(Item position entries)
◇ ◇ ◇ ◇ ◇ ◇ ◇
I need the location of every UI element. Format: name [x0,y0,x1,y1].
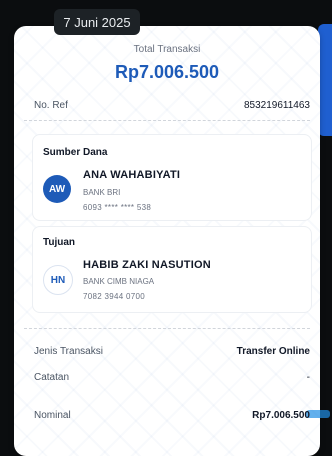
source-account: 6093 **** **** 538 [83,203,152,212]
detail-label-transaction-type: Jenis Transaksi [34,346,103,357]
ref-value: 853219611463 [244,100,310,111]
detail-label-note: Catatan [34,372,70,383]
detail-value-nominal: Rp7.006.500 [252,410,310,421]
source-avatar: AW [43,175,71,203]
divider [24,120,310,121]
destination-name: HABIB ZAKI NASUTION [83,259,211,271]
destination-avatar: HN [43,265,73,295]
total-label: Total Transaksi [133,44,201,55]
ref-label: No. Ref [34,100,68,111]
destination-title: Tujuan [43,237,76,248]
divider [24,328,310,329]
total-amount: Rp7.006.500 [114,62,220,82]
transaction-receipt-card: Total Transaksi Rp7.006.500 No. Ref 8532… [14,26,320,456]
detail-value-note: - [306,372,310,383]
blue-header-accent [318,24,332,136]
destination-account: 7082 3944 0700 [83,292,146,301]
date-pill: 7 Juni 2025 [54,9,140,35]
source-name: ANA WAHABIYATI [83,169,181,181]
detail-label-nominal: Nominal [34,410,71,421]
destination-card: Tujuan HN HABIB ZAKI NASUTION BANK CIMB … [32,226,312,313]
detail-value-transaction-type: Transfer Online [236,346,310,357]
destination-bank: BANK CIMB NIAGA [83,277,155,286]
source-title: Sumber Dana [43,147,108,158]
source-bank: BANK BRI [83,188,121,197]
source-card: Sumber Dana AW ANA WAHABIYATI BANK BRI 6… [32,134,312,221]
◇ ◇ ◇ ◇ ◇ ◇ ◇
Can you arrange the stretch of the material from the line containing "source-account: 6093 ****" through the line containing "total-label: Total Transaksi [133,44,201,55]", both ends included, as a numbered list with blank lines left out?

* _TASK OUTPUT_
1. source-account: 6093 **** **** 538 [83,203,152,212]
2. detail-label-transaction-type: Jenis Transaksi [34,346,103,357]
3. ref-value: 853219611463 [244,100,310,111]
4. detail-label-note: Catatan [34,372,70,383]
5. detail-value-nominal: Rp7.006.500 [252,410,310,421]
6. source-avatar: AW [43,175,71,203]
7. divider [24,120,310,121]
8. destination-name: HABIB ZAKI NASUTION [83,259,211,271]
9. destination-avatar: HN [43,265,73,295]
10. total-label: Total Transaksi [133,44,201,55]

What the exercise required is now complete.